## begin TASK DATA

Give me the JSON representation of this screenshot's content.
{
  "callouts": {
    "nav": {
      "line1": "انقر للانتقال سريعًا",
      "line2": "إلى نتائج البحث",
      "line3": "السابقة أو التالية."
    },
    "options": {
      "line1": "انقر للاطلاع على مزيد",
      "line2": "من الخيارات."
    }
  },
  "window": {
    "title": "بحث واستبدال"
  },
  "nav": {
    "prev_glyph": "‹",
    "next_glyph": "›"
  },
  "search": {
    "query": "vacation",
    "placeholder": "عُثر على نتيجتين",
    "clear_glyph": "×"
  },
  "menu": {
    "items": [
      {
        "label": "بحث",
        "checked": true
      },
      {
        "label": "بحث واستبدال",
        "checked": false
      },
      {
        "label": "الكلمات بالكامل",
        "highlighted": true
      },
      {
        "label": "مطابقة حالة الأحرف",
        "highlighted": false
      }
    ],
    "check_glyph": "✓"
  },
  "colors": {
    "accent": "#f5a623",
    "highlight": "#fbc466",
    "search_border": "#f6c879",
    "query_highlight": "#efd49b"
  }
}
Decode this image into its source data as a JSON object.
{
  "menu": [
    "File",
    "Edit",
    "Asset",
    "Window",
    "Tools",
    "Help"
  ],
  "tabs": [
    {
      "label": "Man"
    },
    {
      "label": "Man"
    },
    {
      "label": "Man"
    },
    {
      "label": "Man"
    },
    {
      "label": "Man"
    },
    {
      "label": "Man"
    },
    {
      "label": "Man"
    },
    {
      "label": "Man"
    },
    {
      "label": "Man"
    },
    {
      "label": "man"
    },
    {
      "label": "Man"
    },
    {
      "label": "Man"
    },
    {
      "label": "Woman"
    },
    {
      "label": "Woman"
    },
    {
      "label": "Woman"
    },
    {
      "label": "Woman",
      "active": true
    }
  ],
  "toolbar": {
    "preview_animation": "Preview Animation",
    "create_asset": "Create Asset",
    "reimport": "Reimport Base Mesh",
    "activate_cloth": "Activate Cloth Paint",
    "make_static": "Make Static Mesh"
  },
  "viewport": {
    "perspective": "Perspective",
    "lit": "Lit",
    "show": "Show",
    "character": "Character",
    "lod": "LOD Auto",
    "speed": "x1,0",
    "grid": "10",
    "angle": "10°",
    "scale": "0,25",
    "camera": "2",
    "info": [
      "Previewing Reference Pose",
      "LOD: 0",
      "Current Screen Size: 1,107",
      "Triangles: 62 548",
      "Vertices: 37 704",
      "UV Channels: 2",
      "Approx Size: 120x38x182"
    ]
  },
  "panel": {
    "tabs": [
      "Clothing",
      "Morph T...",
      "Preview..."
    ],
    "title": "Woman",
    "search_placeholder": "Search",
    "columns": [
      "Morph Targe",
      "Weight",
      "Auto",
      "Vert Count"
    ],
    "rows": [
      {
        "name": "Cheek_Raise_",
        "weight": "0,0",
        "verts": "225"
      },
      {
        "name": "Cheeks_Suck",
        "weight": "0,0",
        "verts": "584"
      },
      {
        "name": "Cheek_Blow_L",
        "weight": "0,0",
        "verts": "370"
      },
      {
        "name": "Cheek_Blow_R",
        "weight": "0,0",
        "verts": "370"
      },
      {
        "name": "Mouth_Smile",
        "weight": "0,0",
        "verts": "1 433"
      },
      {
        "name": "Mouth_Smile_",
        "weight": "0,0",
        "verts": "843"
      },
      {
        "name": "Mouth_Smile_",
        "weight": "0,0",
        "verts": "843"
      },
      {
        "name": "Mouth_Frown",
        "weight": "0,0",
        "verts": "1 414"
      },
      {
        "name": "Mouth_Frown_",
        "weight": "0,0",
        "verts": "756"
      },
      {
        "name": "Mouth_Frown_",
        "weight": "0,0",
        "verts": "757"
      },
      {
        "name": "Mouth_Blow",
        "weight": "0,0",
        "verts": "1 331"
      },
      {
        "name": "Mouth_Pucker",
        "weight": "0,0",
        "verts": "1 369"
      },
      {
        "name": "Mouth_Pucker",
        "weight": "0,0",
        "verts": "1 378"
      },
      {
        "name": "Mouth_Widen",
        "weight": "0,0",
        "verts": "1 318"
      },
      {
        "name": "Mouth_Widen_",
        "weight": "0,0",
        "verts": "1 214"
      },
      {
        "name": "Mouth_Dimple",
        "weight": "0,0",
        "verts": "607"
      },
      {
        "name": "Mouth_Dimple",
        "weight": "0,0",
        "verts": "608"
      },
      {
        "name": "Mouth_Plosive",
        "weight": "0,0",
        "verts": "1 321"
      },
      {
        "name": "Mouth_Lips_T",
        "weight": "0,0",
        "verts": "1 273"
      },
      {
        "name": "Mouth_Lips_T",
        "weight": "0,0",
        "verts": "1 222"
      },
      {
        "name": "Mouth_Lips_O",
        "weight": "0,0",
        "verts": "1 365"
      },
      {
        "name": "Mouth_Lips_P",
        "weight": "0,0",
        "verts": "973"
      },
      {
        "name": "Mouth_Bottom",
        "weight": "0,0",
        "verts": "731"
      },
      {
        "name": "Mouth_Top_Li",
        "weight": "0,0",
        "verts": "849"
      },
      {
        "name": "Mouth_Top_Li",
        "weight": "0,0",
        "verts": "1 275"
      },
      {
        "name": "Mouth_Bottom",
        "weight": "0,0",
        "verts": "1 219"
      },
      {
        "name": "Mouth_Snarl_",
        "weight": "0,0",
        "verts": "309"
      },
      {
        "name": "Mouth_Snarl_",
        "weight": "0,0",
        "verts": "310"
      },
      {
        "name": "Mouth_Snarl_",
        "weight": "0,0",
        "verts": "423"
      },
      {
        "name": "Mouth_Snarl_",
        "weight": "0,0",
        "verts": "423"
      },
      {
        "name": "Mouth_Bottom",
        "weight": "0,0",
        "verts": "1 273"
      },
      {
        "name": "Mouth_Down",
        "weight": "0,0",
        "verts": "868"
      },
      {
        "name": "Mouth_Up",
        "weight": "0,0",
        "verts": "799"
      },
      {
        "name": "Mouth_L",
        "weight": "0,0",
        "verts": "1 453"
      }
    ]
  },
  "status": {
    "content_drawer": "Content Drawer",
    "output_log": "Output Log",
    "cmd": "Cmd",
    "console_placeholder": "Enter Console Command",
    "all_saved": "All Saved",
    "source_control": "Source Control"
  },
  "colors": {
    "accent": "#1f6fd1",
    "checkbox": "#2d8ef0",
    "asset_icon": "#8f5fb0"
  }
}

## end TASK DATA

GOAL — Identify each line of the material where the word "this" shows up, and copy it.

TASK RESULT —
Give me the JSON representation of this screenshot's content.
Decode this image into its source data as a JSON object.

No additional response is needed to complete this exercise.